What is being asked:
Rewrite the records from their start through the line containing "button[interactable]: Print (859, 22, 959, 65)", replacing "Support" with "Help" and leaving everything else unchanged.

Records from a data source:
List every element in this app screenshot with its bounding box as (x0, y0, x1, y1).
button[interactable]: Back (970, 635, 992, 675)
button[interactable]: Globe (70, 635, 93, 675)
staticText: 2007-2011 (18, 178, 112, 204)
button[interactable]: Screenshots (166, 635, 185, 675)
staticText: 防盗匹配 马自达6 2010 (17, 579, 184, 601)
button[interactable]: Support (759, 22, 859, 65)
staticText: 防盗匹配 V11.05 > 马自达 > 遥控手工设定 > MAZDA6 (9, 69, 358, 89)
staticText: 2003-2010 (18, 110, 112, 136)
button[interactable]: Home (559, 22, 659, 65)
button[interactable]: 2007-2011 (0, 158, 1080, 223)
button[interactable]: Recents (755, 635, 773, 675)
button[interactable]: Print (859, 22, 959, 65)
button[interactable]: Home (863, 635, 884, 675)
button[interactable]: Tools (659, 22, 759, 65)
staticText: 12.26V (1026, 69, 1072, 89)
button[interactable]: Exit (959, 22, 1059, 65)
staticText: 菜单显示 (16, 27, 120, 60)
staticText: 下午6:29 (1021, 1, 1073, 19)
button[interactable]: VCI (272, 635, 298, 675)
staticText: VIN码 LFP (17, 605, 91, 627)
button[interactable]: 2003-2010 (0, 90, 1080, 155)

Exercise output:
List every element in this app screenshot with its bounding box as (x0, y0, x1, y1).
button[interactable]: Back (970, 635, 992, 675)
button[interactable]: Globe (70, 635, 93, 675)
staticText: 2007-2011 (18, 178, 112, 204)
button[interactable]: Screenshots (166, 635, 185, 675)
staticText: 防盗匹配 马自达6 2010 (17, 579, 184, 601)
button[interactable]: Help (759, 22, 859, 65)
staticText: 防盗匹配 V11.05 > 马自达 > 遥控手工设定 > MAZDA6 (9, 69, 358, 89)
staticText: 2003-2010 (18, 110, 112, 136)
button[interactable]: Home (559, 22, 659, 65)
button[interactable]: 2007-2011 (0, 158, 1080, 223)
button[interactable]: Recents (755, 635, 773, 675)
button[interactable]: Print (859, 22, 959, 65)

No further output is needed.